═══ Entries

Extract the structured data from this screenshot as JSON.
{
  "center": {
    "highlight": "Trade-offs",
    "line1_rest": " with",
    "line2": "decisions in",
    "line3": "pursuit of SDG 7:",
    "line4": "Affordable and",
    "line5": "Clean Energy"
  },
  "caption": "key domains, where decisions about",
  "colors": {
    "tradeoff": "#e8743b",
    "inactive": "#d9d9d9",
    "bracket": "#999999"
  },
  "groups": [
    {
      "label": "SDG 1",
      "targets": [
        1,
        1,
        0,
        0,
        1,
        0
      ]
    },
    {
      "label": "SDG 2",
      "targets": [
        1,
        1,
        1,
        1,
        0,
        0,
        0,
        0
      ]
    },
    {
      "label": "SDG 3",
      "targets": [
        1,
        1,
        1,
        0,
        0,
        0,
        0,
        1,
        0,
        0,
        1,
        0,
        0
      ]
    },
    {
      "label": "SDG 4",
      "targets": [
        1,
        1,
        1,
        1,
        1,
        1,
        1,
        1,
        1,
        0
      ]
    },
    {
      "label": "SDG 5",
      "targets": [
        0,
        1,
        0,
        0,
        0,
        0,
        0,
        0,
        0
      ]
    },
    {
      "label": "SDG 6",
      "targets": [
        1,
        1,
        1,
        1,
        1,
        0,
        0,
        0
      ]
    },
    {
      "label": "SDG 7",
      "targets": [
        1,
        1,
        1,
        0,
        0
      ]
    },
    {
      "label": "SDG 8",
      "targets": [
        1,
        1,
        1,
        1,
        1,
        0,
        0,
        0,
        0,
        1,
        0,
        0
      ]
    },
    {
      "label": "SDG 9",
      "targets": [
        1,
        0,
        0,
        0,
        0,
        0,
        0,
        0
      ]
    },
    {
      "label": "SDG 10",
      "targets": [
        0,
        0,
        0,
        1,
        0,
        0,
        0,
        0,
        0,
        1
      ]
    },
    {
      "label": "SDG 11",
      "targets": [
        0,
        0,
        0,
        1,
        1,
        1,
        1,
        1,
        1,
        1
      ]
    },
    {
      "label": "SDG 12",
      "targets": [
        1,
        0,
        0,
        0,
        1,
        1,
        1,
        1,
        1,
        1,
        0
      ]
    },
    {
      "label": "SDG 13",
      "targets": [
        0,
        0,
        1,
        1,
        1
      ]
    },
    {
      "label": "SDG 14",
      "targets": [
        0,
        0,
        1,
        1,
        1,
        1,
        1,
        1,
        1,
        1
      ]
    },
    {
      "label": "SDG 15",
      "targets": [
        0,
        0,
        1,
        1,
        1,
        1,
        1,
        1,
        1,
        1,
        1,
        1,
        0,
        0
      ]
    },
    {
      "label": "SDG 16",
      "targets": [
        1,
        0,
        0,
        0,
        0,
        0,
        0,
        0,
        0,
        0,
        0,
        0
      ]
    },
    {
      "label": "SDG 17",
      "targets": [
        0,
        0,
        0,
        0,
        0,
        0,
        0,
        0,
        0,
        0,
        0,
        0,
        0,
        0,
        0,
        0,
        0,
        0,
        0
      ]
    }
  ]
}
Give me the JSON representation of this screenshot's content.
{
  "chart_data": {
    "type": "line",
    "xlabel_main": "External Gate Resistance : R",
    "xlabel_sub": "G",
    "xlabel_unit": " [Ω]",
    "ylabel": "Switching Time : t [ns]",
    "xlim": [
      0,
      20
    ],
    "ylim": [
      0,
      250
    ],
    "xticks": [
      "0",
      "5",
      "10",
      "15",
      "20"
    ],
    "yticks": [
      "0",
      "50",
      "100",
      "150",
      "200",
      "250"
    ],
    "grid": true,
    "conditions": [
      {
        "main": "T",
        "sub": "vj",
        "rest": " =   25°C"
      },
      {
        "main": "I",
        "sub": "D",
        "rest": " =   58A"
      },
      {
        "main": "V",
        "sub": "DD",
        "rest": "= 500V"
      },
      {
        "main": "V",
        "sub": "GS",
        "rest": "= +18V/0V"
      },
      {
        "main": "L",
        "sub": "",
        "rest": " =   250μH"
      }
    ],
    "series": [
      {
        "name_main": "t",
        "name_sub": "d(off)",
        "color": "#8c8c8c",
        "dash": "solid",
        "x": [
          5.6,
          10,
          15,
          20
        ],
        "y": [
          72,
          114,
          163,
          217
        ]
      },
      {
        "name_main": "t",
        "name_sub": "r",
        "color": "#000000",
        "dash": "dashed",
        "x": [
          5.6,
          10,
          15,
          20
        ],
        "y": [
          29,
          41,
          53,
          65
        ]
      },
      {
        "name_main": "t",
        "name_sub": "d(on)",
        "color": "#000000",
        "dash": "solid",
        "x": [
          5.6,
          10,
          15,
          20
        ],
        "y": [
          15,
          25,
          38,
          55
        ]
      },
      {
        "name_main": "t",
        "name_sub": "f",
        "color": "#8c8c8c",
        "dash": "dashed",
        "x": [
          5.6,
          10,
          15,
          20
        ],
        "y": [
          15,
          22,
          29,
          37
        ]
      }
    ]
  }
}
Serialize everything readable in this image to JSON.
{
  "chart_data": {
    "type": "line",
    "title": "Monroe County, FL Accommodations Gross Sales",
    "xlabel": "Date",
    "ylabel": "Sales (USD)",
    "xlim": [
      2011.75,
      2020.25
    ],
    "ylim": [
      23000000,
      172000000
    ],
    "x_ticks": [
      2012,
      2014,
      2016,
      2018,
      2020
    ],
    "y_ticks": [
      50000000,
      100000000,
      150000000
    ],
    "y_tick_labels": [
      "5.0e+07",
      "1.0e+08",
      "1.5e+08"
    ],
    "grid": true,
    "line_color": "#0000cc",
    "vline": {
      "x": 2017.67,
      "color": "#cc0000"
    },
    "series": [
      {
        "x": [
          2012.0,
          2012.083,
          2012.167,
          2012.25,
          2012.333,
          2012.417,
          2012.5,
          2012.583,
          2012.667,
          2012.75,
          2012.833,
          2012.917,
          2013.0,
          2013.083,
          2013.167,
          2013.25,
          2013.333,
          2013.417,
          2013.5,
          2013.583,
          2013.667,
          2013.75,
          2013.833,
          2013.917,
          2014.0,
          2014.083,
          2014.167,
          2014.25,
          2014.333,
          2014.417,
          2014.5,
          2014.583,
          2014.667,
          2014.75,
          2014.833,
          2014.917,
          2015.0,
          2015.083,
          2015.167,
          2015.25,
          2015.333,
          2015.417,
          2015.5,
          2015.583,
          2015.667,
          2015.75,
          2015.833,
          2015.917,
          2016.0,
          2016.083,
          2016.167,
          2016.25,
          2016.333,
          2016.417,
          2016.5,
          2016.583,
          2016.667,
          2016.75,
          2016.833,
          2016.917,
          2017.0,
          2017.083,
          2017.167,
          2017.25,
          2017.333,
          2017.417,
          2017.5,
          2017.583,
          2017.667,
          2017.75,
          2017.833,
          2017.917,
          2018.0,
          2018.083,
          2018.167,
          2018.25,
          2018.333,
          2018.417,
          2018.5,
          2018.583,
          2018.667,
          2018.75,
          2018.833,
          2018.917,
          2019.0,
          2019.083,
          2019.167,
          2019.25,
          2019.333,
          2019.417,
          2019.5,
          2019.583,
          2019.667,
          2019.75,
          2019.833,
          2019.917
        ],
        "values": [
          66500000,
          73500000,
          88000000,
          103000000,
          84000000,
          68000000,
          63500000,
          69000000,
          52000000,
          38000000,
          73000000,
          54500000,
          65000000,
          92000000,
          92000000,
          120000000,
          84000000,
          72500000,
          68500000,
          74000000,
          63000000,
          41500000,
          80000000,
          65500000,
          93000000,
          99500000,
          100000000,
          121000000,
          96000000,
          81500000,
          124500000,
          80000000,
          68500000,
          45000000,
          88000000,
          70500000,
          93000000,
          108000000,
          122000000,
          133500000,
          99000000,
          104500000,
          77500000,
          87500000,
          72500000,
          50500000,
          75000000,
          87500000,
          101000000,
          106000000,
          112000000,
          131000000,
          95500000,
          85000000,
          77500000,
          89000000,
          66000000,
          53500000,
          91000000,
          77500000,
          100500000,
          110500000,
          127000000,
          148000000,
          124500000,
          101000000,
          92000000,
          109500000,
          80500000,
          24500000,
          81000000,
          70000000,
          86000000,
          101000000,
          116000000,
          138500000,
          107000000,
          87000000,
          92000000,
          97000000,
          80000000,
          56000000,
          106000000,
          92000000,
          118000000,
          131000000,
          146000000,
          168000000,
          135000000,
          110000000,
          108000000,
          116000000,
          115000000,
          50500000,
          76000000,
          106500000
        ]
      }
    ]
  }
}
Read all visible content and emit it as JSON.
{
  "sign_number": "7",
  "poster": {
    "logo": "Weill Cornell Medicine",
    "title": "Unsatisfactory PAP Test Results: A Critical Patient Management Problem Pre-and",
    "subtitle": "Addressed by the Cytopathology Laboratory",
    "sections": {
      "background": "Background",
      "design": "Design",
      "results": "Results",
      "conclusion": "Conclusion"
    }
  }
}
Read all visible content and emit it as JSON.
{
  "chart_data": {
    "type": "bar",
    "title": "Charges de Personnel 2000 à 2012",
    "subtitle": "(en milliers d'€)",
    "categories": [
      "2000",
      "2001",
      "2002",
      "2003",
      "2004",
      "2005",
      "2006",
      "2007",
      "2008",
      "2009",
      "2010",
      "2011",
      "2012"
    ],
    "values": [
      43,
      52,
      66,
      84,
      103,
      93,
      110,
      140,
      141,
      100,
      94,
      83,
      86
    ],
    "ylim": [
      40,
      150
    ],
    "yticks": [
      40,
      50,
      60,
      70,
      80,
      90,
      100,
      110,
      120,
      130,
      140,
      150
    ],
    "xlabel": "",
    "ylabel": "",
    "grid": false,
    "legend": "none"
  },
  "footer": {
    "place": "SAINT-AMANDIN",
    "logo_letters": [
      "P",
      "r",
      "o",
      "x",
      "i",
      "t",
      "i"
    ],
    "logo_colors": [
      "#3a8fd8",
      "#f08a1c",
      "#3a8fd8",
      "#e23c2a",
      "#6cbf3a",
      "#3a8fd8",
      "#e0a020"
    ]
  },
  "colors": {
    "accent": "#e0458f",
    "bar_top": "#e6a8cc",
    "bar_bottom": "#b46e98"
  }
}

══════

What needs to be done:
Only a number is expected here: the count of lines in the listing that hold the string "JSON".

Output of the exercise:
5